● What is expected: Work out how many lines of the listing hold "través", then state only that count.

● Entries provided:
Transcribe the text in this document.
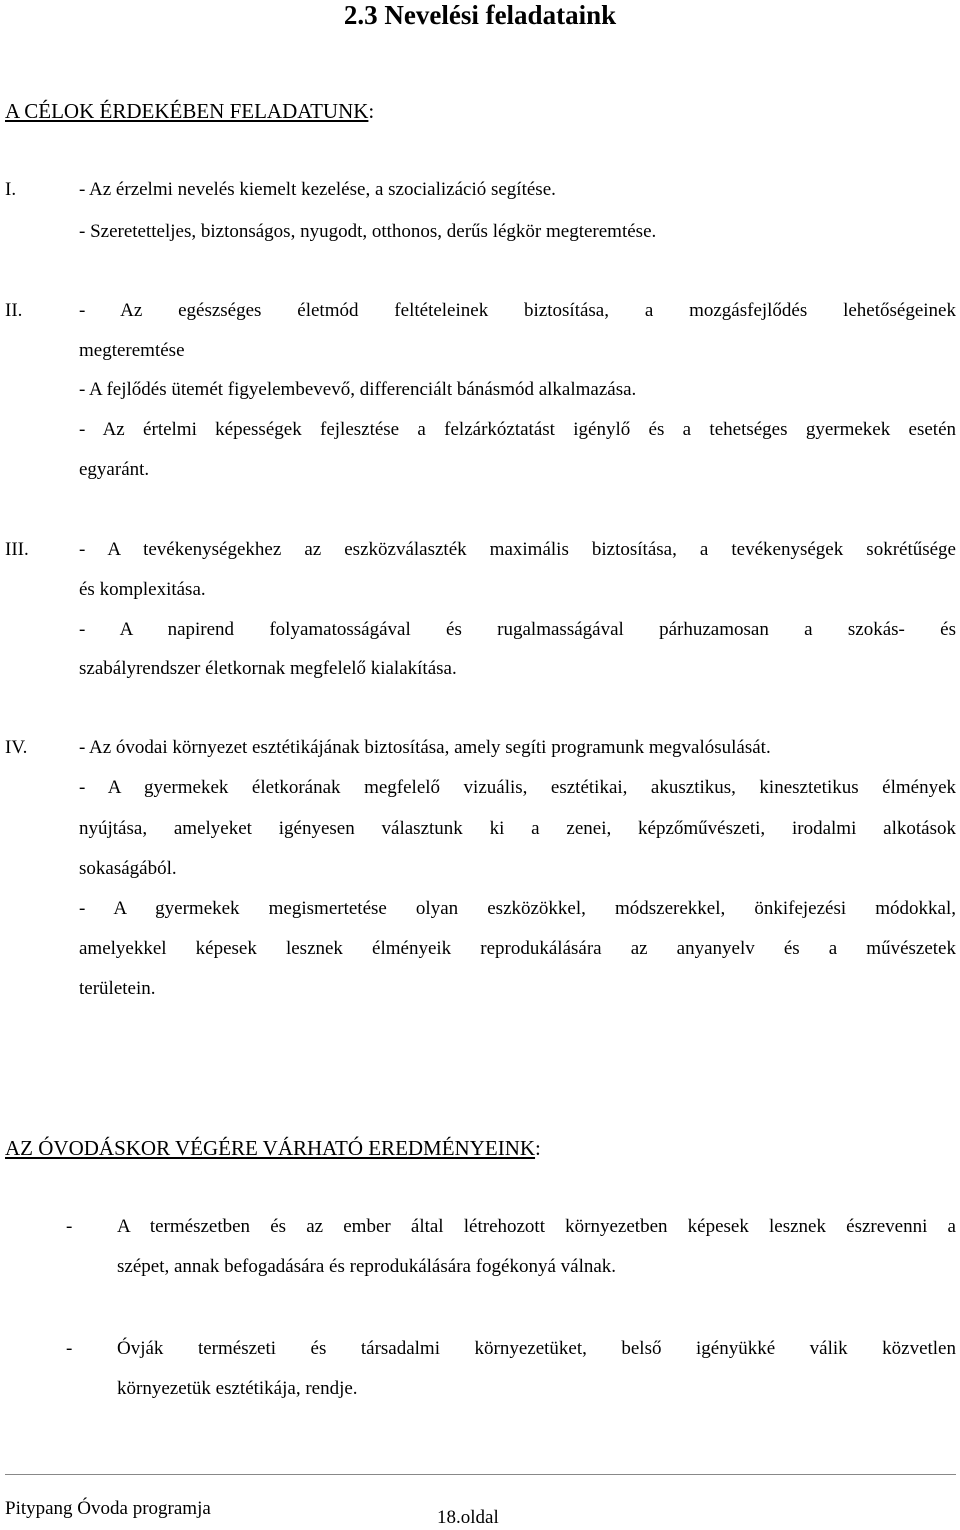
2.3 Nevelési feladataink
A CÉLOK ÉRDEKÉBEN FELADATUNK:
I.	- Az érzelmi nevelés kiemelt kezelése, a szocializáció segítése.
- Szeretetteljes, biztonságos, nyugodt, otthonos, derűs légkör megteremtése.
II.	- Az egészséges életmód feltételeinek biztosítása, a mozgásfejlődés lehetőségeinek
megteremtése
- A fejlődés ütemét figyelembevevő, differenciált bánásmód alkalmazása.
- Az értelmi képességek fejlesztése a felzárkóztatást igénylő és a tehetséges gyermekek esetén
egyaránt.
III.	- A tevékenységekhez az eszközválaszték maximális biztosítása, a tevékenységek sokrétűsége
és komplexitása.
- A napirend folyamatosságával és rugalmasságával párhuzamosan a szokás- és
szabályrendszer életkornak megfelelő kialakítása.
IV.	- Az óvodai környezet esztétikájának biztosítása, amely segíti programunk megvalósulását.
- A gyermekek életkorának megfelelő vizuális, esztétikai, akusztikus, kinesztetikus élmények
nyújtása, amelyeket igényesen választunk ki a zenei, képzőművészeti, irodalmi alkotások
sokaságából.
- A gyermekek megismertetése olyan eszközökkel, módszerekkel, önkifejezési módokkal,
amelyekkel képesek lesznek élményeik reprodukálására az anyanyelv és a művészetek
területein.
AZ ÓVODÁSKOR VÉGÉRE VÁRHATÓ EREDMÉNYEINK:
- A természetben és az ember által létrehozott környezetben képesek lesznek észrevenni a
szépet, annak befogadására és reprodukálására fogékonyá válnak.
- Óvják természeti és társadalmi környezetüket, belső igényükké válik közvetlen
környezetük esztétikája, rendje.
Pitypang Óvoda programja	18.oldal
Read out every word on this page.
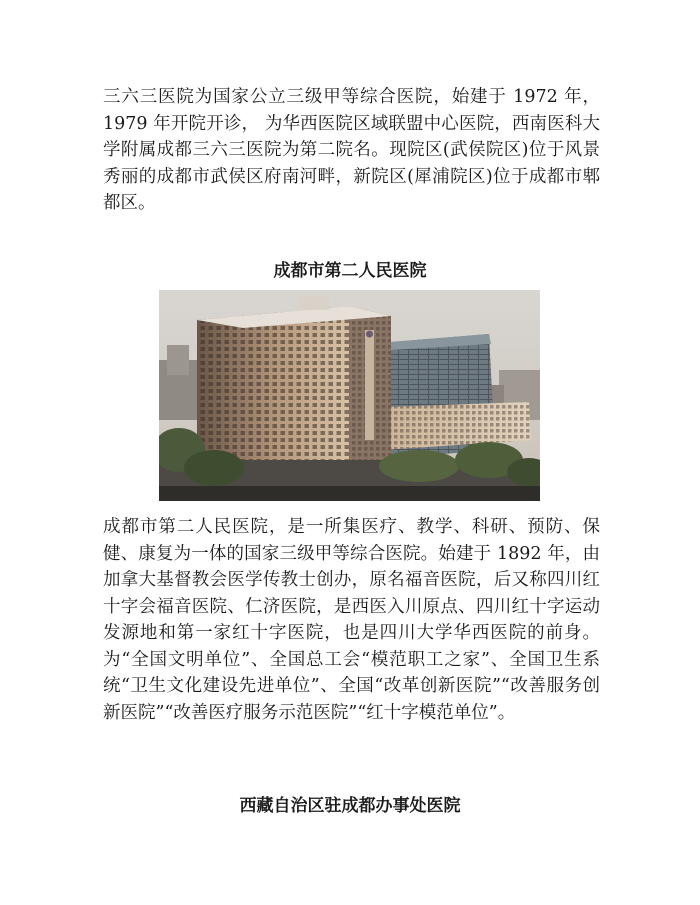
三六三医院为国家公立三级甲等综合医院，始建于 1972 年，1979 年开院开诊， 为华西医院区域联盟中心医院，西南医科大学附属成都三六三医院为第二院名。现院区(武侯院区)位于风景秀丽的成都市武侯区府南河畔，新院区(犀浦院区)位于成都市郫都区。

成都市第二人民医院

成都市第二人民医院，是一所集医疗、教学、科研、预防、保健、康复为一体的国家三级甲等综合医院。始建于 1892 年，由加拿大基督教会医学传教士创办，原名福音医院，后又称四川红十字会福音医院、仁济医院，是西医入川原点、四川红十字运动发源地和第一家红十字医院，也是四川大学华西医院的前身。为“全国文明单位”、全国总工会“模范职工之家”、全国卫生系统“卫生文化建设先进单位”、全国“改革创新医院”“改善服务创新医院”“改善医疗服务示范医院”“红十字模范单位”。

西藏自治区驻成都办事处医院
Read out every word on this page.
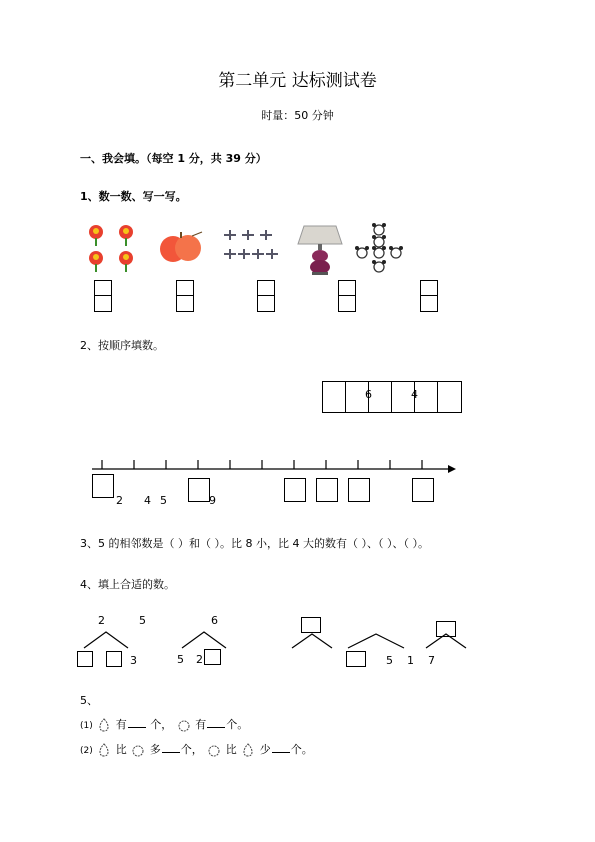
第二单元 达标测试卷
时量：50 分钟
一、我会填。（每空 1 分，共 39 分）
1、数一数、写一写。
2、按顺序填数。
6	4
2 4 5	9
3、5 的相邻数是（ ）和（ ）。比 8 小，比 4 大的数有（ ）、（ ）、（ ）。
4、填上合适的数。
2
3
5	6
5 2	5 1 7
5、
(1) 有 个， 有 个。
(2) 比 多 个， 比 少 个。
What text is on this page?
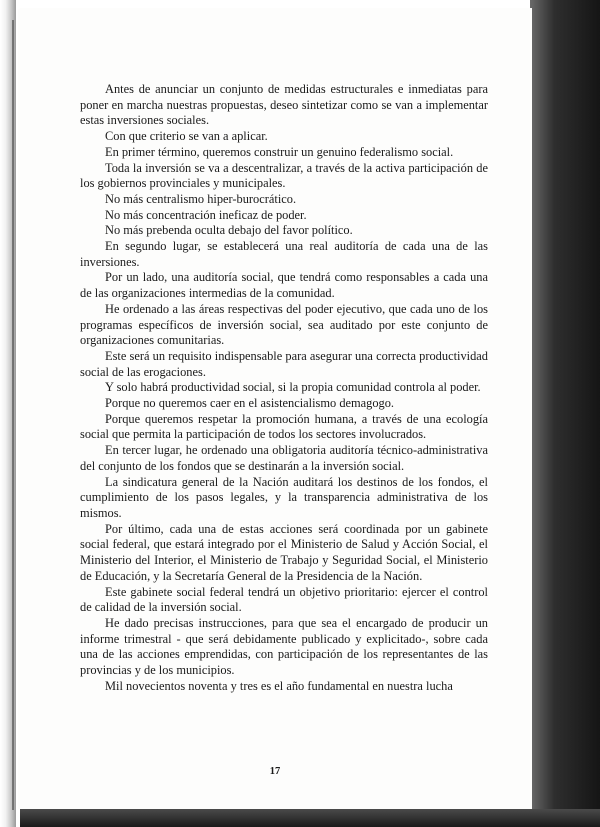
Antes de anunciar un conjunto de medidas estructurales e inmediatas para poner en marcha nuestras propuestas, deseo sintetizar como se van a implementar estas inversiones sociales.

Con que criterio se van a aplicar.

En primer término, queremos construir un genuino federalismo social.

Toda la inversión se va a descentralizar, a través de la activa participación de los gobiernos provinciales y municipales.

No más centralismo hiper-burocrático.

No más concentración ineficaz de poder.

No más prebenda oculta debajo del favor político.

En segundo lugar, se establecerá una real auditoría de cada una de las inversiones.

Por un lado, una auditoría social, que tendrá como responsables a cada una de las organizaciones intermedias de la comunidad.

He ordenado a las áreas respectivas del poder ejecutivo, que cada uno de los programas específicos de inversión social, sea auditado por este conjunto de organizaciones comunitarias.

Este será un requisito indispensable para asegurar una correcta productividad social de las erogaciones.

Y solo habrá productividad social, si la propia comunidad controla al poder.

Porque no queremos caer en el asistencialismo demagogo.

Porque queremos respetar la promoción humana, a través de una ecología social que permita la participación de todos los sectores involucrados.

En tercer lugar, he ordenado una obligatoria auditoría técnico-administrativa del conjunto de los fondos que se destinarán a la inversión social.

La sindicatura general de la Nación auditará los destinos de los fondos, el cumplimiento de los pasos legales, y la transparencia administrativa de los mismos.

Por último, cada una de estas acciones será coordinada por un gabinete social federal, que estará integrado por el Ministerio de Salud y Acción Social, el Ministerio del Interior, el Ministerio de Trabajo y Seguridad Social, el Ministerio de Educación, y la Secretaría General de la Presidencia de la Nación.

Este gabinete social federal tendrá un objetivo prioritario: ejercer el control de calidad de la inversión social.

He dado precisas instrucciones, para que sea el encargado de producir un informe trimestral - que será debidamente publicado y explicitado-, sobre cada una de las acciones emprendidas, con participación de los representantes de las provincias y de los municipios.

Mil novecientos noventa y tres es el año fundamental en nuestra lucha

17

● The output: 2